Data records:
%%

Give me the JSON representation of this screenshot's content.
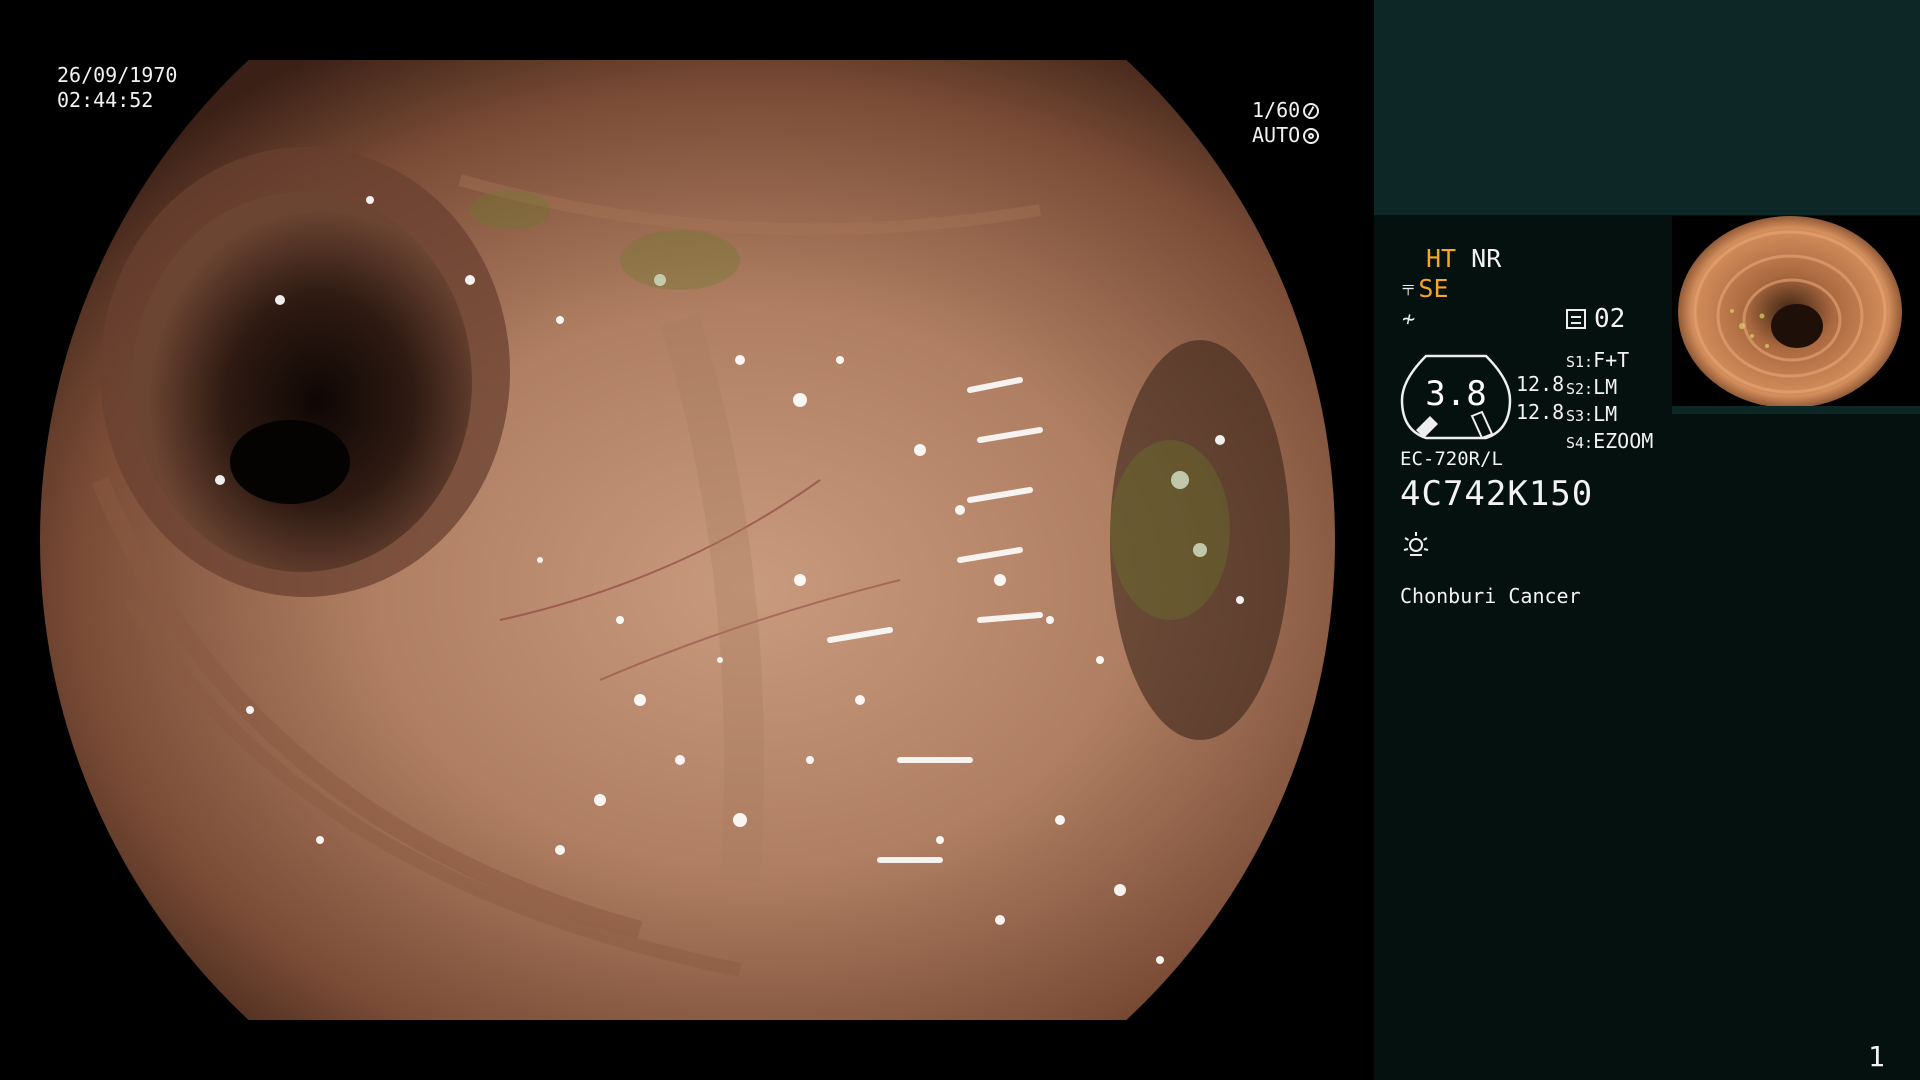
{
  "video": {
    "date": "26/09/1970",
    "time": "02:44:52",
    "shutter": "1/60",
    "iris": "AUTO"
  },
  "panel": {
    "ht": "HT",
    "nr": "NR",
    "se": "SE",
    "memory": "02",
    "gauge_value": "3.8",
    "thickness_1": "12.8",
    "thickness_2": "12.8",
    "settings": [
      {
        "key": "S1:",
        "value": "F+T"
      },
      {
        "key": "S2:",
        "value": "LM"
      },
      {
        "key": "S3:",
        "value": "LM"
      },
      {
        "key": "S4:",
        "value": "EZOOM"
      }
    ],
    "scope_model": "EC-720R/L",
    "serial": "4C742K150",
    "hospital": "Chonburi Cancer",
    "page_number": "1"
  },
  "colors": {
    "orange": "#f5a623",
    "panel_bg": "#04110f",
    "panel_top": "#0d2626"
  },
  "icons": [
    "shutter-icon",
    "iris-icon",
    "scope-icon",
    "flag-icon",
    "menu-icon",
    "light-icon"
  ]
}
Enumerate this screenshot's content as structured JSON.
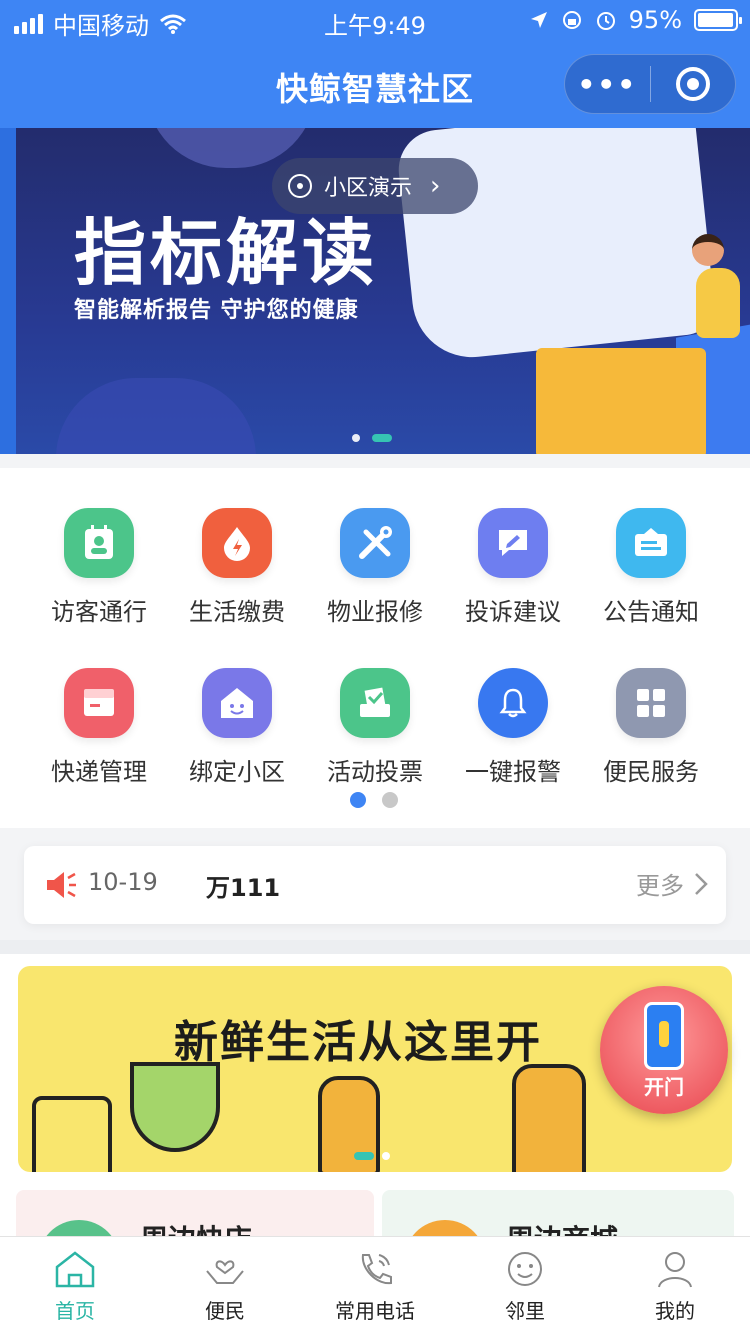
{
  "status_bar": {
    "carrier": "中国移动",
    "time": "上午9:49",
    "battery": "95%"
  },
  "nav": {
    "title": "快鲸智慧社区",
    "more_icon": "more-dots-icon",
    "close_icon": "target-circle-icon"
  },
  "hero": {
    "pill_label": "小区演示",
    "headline": "指标解读",
    "subline": "智能解析报告  守护您的健康"
  },
  "services": [
    {
      "label": "访客通行",
      "icon": "visitor-icon",
      "color": "#4cc58a"
    },
    {
      "label": "生活缴费",
      "icon": "payment-icon",
      "color": "#f0603e"
    },
    {
      "label": "物业报修",
      "icon": "repair-icon",
      "color": "#4a9af0"
    },
    {
      "label": "投诉建议",
      "icon": "complaint-icon",
      "color": "#6e7ef0"
    },
    {
      "label": "公告通知",
      "icon": "notice-icon",
      "color": "#3fb8ef"
    },
    {
      "label": "快递管理",
      "icon": "express-icon",
      "color": "#f0606a"
    },
    {
      "label": "绑定小区",
      "icon": "home-icon",
      "color": "#7a78e8"
    },
    {
      "label": "活动投票",
      "icon": "vote-icon",
      "color": "#4cc58a"
    },
    {
      "label": "一键报警",
      "icon": "bell-icon",
      "color": "#3878f0"
    },
    {
      "label": "便民服务",
      "icon": "grid-icon",
      "color": "#8f98b0"
    }
  ],
  "notice": {
    "date": "10-19",
    "text": "万111",
    "more": "更多"
  },
  "promo": {
    "slogan": "新鲜生活从这里开",
    "door_label": "开门"
  },
  "cards": {
    "left_title": "周边快店",
    "right_title": "周边商城"
  },
  "tabbar": [
    {
      "label": "首页",
      "icon": "home-tab-icon"
    },
    {
      "label": "便民",
      "icon": "care-hands-icon"
    },
    {
      "label": "常用电话",
      "icon": "phone-icon"
    },
    {
      "label": "邻里",
      "icon": "smile-icon"
    },
    {
      "label": "我的",
      "icon": "user-icon"
    }
  ],
  "colors": {
    "brand_blue": "#3e85f4",
    "tab_active": "#2bb5a5"
  }
}
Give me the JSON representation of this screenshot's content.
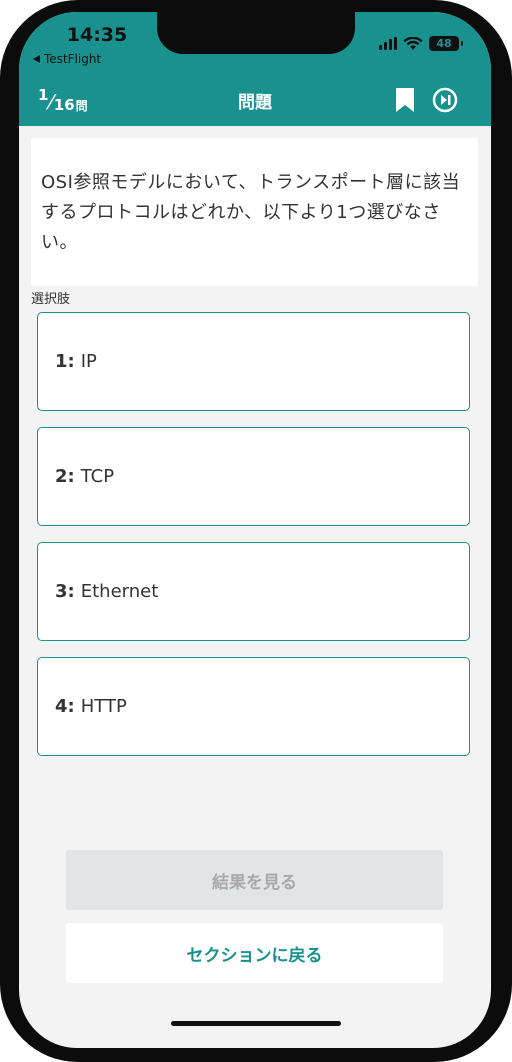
{
  "status_bar": {
    "time": "14:35",
    "back_app": "TestFlight",
    "battery": "48"
  },
  "nav": {
    "current": "1",
    "total": "16",
    "unit": "問",
    "title": "問題",
    "icons": [
      "bookmark-icon",
      "skip-forward-icon"
    ]
  },
  "question": {
    "text": "OSI参照モデルにおいて、トランスポート層に該当するプロトコルはどれか、以下より1つ選びなさい。"
  },
  "choices_label": "選択肢",
  "choices": [
    {
      "number": "1:",
      "label": "IP"
    },
    {
      "number": "2:",
      "label": "TCP"
    },
    {
      "number": "3:",
      "label": "Ethernet"
    },
    {
      "number": "4:",
      "label": "HTTP"
    }
  ],
  "buttons": {
    "result": "結果を見る",
    "back_to_section": "セクションに戻る"
  },
  "colors": {
    "accent": "#18918f",
    "background": "#f3f3f3",
    "disabled_button": "#e3e4e6"
  }
}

%%

DIRECTION: Keep the pictures out of the copy and write out the data exactly as it stands.

SOLVED EXERCISE:
Give me the JSON representation of this screenshot's content.
{
  "video": {
    "date": "26/09/1970",
    "time": "02:44:52",
    "shutter": "1/60",
    "iris": "AUTO"
  },
  "panel": {
    "ht": "HT",
    "nr": "NR",
    "se": "SE",
    "memory": "02",
    "gauge_value": "3.8",
    "thickness_1": "12.8",
    "thickness_2": "12.8",
    "settings": [
      {
        "key": "S1:",
        "value": "F+T"
      },
      {
        "key": "S2:",
        "value": "LM"
      },
      {
        "key": "S3:",
        "value": "LM"
      },
      {
        "key": "S4:",
        "value": "EZOOM"
      }
    ],
    "scope_model": "EC-720R/L",
    "serial": "4C742K150",
    "hospital": "Chonburi Cancer",
    "page_number": "1"
  },
  "colors": {
    "orange": "#f5a623",
    "panel_bg": "#04110f",
    "panel_top": "#0d2626"
  },
  "icons": [
    "shutter-icon",
    "iris-icon",
    "scope-icon",
    "flag-icon",
    "menu-icon",
    "light-icon"
  ]
}
Enumerate this screenshot's content as structured JSON.
{
  "status_bar": {
    "carrier": "中国移动",
    "time": "上午9:49",
    "battery": "95%"
  },
  "nav": {
    "title": "快鲸智慧社区",
    "more_icon": "more-dots-icon",
    "close_icon": "target-circle-icon"
  },
  "hero": {
    "pill_label": "小区演示",
    "headline": "指标解读",
    "subline": "智能解析报告  守护您的健康"
  },
  "services": [
    {
      "label": "访客通行",
      "icon": "visitor-icon",
      "color": "#4cc58a"
    },
    {
      "label": "生活缴费",
      "icon": "payment-icon",
      "color": "#f0603e"
    },
    {
      "label": "物业报修",
      "icon": "repair-icon",
      "color": "#4a9af0"
    },
    {
      "label": "投诉建议",
      "icon": "complaint-icon",
      "color": "#6e7ef0"
    },
    {
      "label": "公告通知",
      "icon": "notice-icon",
      "color": "#3fb8ef"
    },
    {
      "label": "快递管理",
      "icon": "express-icon",
      "color": "#f0606a"
    },
    {
      "label": "绑定小区",
      "icon": "home-icon",
      "color": "#7a78e8"
    },
    {
      "label": "活动投票",
      "icon": "vote-icon",
      "color": "#4cc58a"
    },
    {
      "label": "一键报警",
      "icon": "bell-icon",
      "color": "#3878f0"
    },
    {
      "label": "便民服务",
      "icon": "grid-icon",
      "color": "#8f98b0"
    }
  ],
  "notice": {
    "date": "10-19",
    "text": "万111",
    "more": "更多"
  },
  "promo": {
    "slogan": "新鲜生活从这里开",
    "door_label": "开门"
  },
  "cards": {
    "left_title": "周边快店",
    "right_title": "周边商城"
  },
  "tabbar": [
    {
      "label": "首页",
      "icon": "home-tab-icon"
    },
    {
      "label": "便民",
      "icon": "care-hands-icon"
    },
    {
      "label": "常用电话",
      "icon": "phone-icon"
    },
    {
      "label": "邻里",
      "icon": "smile-icon"
    },
    {
      "label": "我的",
      "icon": "user-icon"
    }
  ],
  "colors": {
    "brand_blue": "#3e85f4",
    "tab_active": "#2bb5a5"
  }
}
Give me the JSON representation of this screenshot's content.
{
  "status_bar": {
    "time": "14:35",
    "back_app": "TestFlight",
    "battery": "48"
  },
  "nav": {
    "current": "1",
    "total": "16",
    "unit": "問",
    "title": "問題",
    "icons": [
      "bookmark-icon",
      "skip-forward-icon"
    ]
  },
  "question": {
    "text": "OSI参照モデルにおいて、トランスポート層に該当するプロトコルはどれか、以下より1つ選びなさい。"
  },
  "choices_label": "選択肢",
  "choices": [
    {
      "number": "1:",
      "label": "IP"
    },
    {
      "number": "2:",
      "label": "TCP"
    },
    {
      "number": "3:",
      "label": "Ethernet"
    },
    {
      "number": "4:",
      "label": "HTTP"
    }
  ],
  "buttons": {
    "result": "結果を見る",
    "back_to_section": "セクションに戻る"
  },
  "colors": {
    "accent": "#18918f",
    "background": "#f3f3f3",
    "disabled_button": "#e3e4e6"
  }
}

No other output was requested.